* Begin Task data *
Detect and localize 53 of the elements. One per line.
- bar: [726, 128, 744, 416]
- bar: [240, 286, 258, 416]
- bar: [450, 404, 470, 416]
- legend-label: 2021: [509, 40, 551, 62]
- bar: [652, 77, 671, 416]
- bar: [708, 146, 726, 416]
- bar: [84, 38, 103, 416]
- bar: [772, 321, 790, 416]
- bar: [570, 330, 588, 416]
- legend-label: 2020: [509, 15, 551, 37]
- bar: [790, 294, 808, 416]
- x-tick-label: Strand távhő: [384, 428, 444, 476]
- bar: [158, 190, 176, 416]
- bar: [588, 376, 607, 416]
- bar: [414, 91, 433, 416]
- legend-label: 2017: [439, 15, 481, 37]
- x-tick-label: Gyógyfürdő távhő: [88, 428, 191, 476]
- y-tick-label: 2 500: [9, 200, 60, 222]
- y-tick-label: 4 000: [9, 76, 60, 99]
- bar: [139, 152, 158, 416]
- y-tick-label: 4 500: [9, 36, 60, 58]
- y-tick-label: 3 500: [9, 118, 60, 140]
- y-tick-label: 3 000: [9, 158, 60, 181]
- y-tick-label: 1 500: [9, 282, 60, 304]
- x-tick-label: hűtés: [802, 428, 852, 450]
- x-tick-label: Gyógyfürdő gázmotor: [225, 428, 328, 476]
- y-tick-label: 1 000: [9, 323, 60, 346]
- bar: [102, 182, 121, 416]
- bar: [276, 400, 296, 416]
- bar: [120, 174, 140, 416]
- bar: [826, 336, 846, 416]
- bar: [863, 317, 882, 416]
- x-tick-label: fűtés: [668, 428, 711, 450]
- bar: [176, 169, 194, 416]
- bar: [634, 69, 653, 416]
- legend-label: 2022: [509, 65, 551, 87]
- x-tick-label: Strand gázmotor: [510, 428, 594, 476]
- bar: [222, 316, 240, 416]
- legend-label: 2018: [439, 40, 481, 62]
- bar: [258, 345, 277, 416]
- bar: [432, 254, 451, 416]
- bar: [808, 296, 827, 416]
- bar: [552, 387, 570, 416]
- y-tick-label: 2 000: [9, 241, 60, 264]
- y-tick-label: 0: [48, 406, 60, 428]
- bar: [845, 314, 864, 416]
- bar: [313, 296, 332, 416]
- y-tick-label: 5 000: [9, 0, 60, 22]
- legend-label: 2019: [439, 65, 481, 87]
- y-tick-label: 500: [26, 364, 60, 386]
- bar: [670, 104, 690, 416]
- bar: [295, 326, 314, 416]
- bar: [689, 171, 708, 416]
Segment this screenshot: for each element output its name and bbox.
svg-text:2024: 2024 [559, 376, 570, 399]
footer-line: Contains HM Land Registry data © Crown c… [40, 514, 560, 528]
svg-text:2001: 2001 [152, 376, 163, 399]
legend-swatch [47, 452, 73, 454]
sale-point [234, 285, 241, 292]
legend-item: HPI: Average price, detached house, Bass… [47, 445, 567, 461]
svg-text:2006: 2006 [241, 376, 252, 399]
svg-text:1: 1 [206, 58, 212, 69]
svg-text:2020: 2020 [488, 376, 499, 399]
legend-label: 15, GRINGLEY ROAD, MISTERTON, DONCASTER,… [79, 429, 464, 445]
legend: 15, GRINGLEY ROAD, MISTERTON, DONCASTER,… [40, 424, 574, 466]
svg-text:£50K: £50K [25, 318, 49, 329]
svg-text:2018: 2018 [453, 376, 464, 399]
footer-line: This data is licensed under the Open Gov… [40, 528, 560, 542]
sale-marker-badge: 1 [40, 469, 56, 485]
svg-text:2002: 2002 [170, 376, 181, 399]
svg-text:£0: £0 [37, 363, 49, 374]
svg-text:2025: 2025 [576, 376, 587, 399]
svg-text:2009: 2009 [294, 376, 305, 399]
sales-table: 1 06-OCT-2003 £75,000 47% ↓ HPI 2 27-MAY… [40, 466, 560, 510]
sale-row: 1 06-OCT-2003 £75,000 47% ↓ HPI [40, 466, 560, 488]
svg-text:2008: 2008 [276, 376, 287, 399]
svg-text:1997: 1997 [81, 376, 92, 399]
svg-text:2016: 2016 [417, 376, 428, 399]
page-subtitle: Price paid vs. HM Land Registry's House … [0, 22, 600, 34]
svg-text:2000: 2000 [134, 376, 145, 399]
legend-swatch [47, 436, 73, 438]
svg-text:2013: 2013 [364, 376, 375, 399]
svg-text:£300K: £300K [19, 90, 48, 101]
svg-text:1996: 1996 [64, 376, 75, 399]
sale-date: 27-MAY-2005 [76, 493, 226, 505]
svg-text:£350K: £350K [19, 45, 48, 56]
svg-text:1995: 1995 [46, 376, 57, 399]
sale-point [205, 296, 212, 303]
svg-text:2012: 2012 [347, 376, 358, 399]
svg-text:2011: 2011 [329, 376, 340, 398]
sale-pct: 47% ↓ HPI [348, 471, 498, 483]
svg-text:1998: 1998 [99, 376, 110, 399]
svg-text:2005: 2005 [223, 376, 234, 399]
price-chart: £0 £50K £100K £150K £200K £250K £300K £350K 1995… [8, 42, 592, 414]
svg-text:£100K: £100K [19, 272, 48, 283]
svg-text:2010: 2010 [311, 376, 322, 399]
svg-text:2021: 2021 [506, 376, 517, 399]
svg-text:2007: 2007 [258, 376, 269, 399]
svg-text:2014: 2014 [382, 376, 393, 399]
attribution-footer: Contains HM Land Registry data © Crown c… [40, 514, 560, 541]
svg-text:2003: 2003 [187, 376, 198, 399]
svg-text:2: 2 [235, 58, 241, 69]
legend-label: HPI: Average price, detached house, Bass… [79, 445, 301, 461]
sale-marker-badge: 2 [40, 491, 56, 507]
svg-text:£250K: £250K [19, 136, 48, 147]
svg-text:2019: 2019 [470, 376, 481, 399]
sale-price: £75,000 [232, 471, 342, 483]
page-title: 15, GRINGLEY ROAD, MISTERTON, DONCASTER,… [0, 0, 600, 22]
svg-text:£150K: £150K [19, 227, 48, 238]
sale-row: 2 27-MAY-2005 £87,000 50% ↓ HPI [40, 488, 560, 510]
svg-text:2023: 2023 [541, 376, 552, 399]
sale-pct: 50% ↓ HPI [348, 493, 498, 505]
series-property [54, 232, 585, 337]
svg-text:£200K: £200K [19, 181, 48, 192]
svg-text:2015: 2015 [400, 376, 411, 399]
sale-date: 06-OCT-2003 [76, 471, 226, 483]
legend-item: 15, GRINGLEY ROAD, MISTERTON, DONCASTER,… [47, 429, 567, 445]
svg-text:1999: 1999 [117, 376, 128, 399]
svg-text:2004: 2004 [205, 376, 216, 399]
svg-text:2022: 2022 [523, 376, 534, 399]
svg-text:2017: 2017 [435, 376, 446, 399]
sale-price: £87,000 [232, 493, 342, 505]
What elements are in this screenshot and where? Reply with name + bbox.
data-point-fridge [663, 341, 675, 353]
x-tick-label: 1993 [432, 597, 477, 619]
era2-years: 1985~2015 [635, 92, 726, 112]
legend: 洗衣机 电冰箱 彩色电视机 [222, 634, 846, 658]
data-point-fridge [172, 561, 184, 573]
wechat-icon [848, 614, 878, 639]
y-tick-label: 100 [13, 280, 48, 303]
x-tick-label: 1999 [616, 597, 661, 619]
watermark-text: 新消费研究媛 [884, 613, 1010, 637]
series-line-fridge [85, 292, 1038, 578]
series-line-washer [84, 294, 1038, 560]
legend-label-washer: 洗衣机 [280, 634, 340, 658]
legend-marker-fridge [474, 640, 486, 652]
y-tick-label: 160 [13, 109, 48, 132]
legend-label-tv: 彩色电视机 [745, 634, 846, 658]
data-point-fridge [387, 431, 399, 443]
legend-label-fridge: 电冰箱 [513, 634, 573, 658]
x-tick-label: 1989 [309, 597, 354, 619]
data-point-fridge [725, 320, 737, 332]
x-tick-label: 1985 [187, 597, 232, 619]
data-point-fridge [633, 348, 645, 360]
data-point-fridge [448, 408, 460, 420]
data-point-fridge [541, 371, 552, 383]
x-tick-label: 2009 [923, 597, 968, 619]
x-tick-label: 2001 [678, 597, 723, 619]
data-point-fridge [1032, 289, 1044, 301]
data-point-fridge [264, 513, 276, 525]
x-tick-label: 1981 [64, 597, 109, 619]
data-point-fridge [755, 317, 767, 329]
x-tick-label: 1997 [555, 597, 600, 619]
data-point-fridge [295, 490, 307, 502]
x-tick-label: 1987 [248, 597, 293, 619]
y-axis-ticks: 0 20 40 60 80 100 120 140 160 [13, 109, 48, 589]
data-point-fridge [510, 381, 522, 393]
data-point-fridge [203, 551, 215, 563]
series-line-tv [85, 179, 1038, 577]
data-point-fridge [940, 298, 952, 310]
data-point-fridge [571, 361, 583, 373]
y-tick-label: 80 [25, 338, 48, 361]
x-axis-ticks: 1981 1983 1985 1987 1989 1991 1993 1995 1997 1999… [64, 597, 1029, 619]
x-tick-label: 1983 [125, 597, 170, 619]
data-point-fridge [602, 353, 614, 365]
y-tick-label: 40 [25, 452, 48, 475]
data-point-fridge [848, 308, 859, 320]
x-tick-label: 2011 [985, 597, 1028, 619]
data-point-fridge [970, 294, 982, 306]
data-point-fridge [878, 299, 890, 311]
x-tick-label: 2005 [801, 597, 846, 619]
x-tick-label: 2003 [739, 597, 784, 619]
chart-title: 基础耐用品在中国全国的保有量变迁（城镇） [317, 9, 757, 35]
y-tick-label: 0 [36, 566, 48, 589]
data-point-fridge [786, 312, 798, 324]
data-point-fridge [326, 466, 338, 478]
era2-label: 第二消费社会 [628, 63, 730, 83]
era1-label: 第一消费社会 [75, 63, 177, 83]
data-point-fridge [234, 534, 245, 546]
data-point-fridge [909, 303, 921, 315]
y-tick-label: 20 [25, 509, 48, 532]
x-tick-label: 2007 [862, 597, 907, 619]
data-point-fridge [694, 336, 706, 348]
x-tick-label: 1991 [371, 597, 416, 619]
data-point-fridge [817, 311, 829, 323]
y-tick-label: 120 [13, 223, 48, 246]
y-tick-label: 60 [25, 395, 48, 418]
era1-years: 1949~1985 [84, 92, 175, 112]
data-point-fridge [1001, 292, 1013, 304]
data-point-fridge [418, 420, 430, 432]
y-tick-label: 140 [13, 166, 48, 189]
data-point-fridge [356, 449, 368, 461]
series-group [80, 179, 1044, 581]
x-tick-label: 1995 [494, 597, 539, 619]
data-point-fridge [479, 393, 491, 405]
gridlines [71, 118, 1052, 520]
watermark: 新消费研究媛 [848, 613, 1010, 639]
* End Task data *
_Task_
Gather each line of the records above that contains the string "Bass".

_The reply_
legend-item: HPI: Average price, detached house, Bass… [47, 445, 567, 461]
legend-label: HPI: Average price, detached house, Bass… [79, 445, 301, 461]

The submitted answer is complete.